Please give the count of lines holding the string "VLAN" and nothing besides.
#### Provided data
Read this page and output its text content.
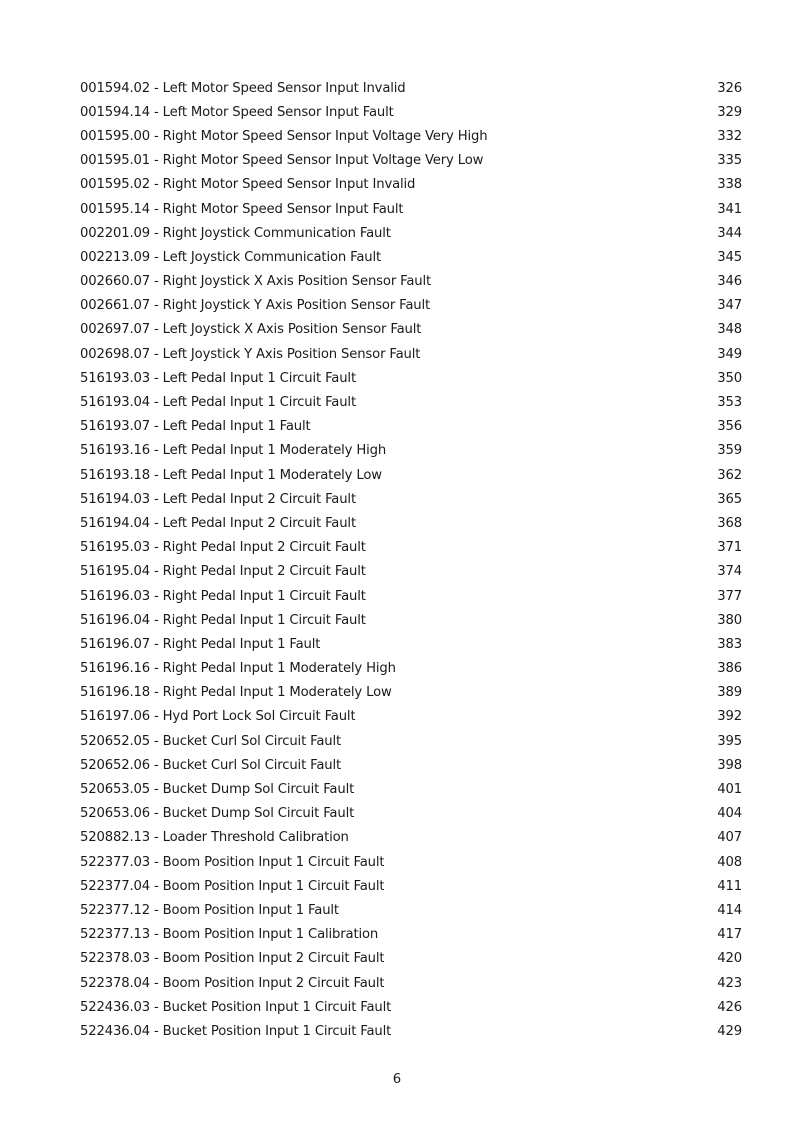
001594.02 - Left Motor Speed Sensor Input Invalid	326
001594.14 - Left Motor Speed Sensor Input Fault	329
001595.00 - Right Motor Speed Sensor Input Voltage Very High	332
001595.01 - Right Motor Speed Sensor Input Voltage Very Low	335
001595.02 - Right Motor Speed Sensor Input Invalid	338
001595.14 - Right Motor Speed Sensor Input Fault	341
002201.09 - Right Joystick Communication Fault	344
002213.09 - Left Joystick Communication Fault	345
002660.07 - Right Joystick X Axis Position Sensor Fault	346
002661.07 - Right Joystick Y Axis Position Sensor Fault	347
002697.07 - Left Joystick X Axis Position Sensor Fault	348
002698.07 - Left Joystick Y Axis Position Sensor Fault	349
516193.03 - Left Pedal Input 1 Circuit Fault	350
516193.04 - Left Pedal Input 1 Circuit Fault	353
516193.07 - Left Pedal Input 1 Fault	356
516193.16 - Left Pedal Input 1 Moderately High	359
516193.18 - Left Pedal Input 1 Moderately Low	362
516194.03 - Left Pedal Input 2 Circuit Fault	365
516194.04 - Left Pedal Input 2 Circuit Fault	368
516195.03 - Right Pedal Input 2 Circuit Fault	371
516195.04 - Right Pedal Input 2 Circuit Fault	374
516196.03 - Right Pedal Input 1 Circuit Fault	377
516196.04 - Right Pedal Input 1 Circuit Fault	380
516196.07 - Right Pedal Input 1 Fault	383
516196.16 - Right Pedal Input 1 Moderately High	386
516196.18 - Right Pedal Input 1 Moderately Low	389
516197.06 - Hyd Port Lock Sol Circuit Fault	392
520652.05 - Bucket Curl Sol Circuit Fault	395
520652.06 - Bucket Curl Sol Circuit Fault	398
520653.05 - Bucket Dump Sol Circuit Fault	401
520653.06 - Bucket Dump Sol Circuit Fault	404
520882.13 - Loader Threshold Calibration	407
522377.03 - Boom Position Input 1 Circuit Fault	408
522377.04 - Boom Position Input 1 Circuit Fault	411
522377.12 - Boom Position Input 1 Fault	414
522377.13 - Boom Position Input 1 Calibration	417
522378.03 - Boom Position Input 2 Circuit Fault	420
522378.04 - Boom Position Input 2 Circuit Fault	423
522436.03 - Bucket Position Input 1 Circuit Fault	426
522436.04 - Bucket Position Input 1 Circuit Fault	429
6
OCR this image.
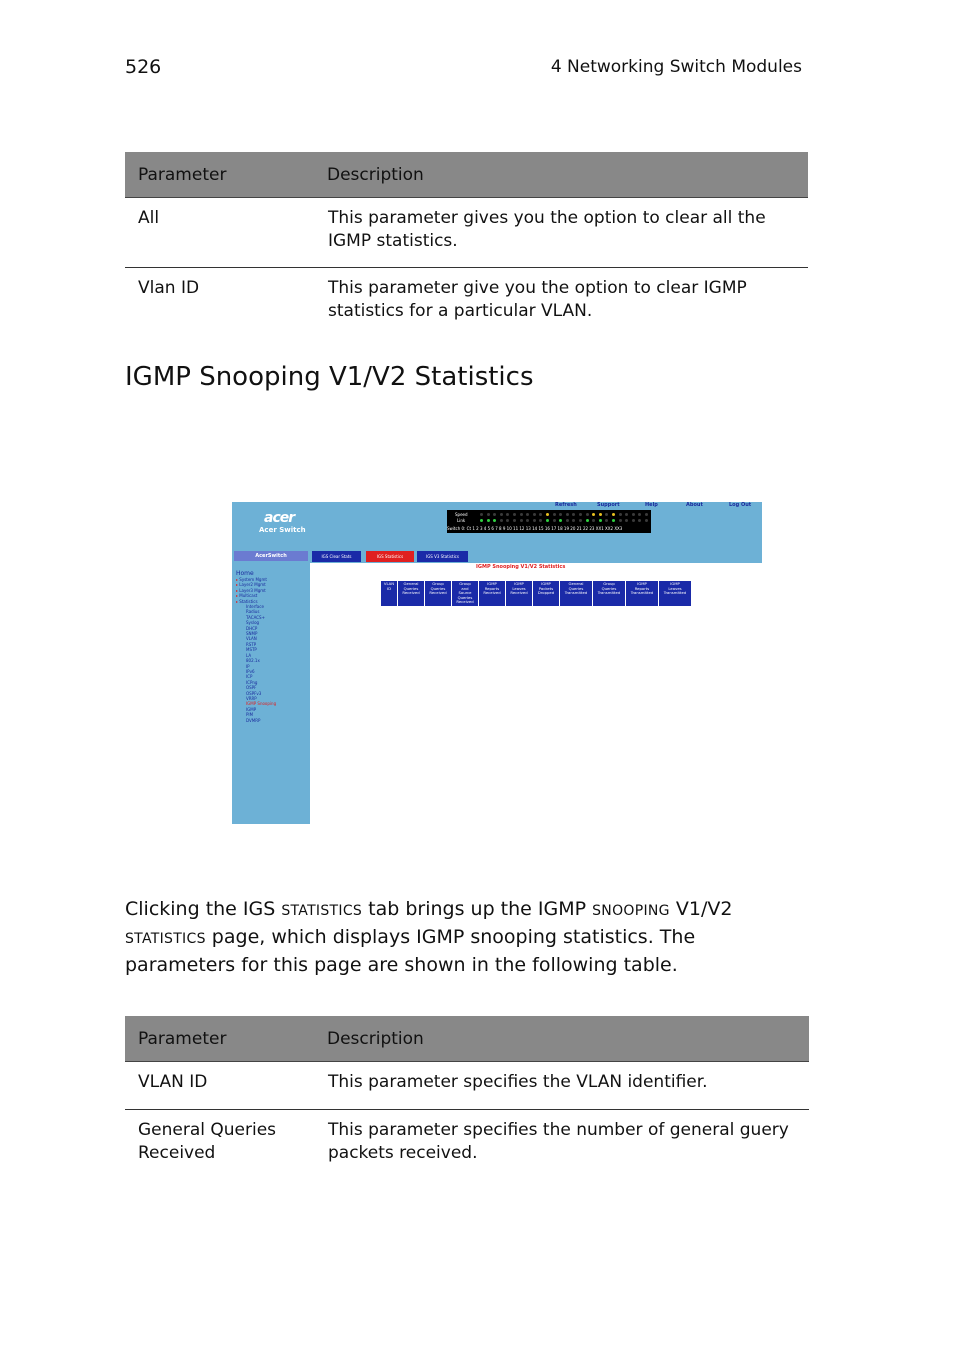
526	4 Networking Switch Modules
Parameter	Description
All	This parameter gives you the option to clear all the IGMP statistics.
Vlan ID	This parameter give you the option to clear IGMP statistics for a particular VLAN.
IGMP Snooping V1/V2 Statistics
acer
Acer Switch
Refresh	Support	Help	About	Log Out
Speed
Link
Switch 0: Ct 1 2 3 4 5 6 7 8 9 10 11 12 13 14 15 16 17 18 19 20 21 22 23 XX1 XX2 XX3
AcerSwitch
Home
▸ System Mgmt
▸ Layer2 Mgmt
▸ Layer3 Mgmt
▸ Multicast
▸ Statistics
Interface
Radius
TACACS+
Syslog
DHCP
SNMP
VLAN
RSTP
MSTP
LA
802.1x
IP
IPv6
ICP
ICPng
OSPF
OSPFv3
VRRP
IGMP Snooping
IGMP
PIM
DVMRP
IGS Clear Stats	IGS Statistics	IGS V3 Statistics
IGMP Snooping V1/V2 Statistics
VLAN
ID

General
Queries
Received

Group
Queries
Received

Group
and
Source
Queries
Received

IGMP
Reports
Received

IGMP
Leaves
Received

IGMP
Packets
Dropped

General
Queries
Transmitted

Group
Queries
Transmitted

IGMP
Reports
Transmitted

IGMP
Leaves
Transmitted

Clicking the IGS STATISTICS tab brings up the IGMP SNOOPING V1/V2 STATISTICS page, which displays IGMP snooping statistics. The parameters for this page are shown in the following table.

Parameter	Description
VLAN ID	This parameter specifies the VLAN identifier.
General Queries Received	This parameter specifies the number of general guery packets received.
########
§ **Complete output**: 4